[What is expected]
How many lines in the records below hold the string "structure"? Please answer with the number and nothing more.

[Raw records]
━━━━━━━━
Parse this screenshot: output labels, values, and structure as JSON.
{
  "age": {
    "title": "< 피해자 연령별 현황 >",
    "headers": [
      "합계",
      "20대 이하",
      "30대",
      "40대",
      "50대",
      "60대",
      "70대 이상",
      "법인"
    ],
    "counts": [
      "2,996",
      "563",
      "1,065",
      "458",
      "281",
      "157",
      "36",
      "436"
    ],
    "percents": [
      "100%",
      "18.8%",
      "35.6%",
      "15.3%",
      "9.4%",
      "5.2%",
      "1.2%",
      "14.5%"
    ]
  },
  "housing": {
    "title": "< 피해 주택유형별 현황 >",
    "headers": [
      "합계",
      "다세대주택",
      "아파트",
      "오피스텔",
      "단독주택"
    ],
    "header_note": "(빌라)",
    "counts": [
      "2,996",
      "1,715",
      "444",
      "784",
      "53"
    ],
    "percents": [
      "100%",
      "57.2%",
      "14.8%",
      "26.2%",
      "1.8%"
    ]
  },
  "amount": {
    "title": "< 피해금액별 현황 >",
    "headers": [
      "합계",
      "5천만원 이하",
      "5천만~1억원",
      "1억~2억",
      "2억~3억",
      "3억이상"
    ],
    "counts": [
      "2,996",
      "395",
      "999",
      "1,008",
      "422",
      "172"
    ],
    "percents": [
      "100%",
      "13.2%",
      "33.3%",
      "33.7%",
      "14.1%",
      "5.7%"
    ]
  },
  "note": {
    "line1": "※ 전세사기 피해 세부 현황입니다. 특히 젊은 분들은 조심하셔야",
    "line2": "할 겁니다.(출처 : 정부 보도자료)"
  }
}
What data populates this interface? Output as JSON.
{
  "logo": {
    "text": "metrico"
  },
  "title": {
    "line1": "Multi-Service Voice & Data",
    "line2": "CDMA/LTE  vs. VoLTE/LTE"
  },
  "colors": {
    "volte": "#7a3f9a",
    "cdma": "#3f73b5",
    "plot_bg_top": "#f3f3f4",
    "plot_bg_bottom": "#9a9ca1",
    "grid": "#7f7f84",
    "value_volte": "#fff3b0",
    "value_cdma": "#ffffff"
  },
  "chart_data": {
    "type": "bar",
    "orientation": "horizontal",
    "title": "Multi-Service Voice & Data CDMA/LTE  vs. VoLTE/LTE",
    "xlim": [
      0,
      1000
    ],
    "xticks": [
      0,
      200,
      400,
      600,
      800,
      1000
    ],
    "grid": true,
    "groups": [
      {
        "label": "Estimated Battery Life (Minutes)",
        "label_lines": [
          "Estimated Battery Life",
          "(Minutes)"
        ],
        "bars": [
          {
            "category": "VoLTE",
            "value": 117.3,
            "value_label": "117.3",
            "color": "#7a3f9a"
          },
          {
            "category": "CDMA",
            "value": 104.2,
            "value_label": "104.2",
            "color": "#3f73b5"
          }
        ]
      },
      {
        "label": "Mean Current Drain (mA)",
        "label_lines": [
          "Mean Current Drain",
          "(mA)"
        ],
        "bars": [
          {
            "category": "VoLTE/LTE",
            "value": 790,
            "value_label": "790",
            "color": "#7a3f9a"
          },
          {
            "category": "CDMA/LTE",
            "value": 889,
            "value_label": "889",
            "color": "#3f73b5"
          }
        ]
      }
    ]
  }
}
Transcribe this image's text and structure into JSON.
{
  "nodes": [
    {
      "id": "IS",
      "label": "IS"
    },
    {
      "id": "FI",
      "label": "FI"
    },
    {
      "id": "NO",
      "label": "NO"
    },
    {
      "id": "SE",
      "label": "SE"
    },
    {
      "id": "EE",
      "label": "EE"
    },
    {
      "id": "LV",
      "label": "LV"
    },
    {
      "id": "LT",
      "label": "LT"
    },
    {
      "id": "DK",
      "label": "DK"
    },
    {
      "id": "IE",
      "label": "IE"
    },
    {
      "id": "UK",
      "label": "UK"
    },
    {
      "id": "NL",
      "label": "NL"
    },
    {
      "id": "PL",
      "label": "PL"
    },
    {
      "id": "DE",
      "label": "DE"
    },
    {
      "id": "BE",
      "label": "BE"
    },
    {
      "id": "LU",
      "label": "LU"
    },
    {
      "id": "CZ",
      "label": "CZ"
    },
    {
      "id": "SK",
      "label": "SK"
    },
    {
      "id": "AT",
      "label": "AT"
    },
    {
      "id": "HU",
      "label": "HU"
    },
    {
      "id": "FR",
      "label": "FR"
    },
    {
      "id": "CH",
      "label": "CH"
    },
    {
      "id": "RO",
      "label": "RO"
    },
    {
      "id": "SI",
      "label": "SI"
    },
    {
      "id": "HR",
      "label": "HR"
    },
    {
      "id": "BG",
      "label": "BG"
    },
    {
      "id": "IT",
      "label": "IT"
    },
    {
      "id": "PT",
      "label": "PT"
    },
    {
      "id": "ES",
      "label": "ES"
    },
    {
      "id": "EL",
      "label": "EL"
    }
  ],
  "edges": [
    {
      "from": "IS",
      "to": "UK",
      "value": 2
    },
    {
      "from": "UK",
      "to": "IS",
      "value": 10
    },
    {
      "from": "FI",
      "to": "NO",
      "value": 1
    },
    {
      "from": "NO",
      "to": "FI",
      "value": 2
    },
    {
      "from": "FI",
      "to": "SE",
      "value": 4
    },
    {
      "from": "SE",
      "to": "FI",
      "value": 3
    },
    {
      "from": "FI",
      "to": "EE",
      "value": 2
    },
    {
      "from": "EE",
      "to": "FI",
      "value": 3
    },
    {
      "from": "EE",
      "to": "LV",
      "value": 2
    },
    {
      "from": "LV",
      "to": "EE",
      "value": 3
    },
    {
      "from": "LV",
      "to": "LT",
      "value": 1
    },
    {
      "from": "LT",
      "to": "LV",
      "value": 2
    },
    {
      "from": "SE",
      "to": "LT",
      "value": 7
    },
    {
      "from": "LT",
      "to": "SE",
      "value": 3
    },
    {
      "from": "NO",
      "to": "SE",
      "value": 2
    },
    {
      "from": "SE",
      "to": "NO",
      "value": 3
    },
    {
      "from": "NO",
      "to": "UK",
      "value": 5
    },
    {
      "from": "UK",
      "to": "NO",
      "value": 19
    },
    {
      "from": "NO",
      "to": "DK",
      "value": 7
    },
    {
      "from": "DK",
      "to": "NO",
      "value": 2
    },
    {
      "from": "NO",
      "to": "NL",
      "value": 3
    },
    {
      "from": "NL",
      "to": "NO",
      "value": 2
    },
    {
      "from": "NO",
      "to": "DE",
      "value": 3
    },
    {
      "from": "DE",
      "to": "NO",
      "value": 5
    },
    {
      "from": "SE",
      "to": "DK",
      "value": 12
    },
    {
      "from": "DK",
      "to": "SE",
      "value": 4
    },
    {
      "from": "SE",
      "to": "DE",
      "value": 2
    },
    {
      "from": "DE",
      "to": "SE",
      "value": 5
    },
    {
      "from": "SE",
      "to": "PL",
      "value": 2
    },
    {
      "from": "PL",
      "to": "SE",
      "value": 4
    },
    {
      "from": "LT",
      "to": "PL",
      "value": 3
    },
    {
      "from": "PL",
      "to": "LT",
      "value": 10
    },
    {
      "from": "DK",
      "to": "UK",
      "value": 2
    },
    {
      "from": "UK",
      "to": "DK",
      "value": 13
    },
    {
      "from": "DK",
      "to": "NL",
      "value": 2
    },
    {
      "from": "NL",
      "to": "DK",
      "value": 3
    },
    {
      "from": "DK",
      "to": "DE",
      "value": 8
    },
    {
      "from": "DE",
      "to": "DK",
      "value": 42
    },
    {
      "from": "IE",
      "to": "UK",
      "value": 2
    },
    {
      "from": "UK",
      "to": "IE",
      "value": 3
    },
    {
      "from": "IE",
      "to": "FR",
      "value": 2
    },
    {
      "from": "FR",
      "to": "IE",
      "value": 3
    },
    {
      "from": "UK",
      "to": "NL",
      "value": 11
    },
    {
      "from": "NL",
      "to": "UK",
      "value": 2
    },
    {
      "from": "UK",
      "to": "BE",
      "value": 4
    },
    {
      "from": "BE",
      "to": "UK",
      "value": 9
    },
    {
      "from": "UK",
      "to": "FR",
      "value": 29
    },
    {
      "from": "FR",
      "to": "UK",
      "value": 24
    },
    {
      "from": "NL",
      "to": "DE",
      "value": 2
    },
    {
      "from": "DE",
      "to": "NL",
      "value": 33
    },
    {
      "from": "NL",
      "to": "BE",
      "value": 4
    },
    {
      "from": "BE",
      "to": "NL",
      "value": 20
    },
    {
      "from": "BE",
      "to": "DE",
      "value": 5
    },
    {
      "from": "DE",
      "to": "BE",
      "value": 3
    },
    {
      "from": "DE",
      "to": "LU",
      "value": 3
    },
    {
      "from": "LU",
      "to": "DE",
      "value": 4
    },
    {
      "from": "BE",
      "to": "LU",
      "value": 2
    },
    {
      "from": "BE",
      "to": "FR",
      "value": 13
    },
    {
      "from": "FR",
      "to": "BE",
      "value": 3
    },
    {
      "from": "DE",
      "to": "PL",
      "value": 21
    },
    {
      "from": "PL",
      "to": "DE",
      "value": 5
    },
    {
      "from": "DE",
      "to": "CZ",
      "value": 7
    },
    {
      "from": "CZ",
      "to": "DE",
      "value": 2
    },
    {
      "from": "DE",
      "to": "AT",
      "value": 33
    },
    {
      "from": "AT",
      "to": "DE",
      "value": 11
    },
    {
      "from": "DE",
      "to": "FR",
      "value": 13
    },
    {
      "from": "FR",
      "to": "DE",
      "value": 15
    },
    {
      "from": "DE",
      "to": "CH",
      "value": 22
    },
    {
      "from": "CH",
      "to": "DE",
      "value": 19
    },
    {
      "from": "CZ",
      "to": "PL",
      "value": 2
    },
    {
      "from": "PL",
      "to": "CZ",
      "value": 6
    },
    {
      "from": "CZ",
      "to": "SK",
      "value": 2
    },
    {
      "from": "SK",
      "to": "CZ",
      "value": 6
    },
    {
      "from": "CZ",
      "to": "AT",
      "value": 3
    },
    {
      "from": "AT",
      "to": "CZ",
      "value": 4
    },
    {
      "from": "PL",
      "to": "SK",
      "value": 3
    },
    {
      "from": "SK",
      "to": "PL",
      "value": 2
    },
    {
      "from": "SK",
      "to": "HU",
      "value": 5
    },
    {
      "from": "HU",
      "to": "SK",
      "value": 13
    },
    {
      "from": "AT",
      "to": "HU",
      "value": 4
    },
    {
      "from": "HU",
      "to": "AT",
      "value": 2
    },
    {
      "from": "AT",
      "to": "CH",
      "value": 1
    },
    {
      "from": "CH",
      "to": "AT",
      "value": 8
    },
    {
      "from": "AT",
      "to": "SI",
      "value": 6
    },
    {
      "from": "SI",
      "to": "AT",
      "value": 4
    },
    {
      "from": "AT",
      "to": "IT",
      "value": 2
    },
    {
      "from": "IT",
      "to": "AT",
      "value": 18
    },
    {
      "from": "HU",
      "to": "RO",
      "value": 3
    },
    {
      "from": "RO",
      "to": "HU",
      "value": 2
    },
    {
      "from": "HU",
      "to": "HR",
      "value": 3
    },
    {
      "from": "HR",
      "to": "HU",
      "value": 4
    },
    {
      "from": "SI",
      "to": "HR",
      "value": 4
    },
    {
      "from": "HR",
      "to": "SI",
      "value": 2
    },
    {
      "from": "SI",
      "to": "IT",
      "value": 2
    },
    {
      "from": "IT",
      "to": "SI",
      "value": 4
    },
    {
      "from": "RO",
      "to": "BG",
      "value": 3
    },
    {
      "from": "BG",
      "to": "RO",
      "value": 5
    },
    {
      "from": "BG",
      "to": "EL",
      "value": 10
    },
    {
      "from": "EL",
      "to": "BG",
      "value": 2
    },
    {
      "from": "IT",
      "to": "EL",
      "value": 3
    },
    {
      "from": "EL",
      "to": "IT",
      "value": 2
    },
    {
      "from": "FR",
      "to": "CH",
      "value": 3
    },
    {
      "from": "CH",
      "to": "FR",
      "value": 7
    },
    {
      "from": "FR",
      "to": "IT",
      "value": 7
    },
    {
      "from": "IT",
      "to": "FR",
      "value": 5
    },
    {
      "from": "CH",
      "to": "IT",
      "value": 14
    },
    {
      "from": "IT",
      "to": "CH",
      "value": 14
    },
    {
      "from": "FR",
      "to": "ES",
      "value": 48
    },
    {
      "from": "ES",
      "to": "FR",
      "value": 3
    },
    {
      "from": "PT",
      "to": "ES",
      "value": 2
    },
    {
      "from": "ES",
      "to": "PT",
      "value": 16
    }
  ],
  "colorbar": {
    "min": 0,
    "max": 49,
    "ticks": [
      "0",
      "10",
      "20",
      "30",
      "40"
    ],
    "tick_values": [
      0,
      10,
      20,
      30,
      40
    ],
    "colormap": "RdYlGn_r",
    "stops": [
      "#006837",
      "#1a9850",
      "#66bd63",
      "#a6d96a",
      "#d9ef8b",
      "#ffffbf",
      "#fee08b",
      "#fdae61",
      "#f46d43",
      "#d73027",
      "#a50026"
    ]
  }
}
━━━━━━━━
[Correct response]
2